## [GEZEIGTE ZEILEN]
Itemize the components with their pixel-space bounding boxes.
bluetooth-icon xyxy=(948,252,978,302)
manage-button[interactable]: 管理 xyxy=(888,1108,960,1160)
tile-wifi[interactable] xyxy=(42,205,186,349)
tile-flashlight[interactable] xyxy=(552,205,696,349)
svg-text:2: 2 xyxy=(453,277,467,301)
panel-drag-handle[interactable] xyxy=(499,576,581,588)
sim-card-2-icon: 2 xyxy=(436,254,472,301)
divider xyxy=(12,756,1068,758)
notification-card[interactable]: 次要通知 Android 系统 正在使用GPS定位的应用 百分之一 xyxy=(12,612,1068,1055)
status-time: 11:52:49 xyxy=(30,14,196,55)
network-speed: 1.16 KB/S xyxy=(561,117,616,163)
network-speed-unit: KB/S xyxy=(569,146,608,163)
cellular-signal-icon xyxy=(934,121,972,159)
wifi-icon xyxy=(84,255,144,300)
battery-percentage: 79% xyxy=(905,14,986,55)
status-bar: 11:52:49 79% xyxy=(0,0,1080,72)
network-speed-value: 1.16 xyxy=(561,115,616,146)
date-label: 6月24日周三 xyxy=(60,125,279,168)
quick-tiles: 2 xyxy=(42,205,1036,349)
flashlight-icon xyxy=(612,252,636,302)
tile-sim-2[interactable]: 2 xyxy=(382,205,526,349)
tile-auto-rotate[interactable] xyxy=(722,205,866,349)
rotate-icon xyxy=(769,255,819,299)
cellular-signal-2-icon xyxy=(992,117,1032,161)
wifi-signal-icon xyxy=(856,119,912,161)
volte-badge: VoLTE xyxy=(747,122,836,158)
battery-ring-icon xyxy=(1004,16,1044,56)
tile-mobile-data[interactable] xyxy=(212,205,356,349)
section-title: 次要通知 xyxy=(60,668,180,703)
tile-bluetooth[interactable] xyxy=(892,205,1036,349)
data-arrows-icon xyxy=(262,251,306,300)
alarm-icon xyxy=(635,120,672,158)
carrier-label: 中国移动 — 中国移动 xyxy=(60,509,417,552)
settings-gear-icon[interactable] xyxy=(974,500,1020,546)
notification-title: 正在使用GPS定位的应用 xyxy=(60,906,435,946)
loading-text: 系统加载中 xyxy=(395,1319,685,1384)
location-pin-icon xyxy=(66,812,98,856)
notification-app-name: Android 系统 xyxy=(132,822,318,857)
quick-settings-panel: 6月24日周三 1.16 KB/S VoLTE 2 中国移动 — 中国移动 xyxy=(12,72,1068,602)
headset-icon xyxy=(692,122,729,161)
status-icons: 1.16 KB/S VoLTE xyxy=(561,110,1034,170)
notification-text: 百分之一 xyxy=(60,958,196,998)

## [ARBEITSAUFTRAG]
Zitiere bitte wortgetreu die Zeilen vom Anfang bis einschließlich der Zeile mit „divider xyxy=(12,756,1068,758)“.

## [ANTWORT]
Itemize the components with their pixel-space bounding boxes.
bluetooth-icon xyxy=(948,252,978,302)
manage-button[interactable]: 管理 xyxy=(888,1108,960,1160)
tile-wifi[interactable] xyxy=(42,205,186,349)
tile-flashlight[interactable] xyxy=(552,205,696,349)
svg-text:2: 2 xyxy=(453,277,467,301)
panel-drag-handle[interactable] xyxy=(499,576,581,588)
sim-card-2-icon: 2 xyxy=(436,254,472,301)
divider xyxy=(12,756,1068,758)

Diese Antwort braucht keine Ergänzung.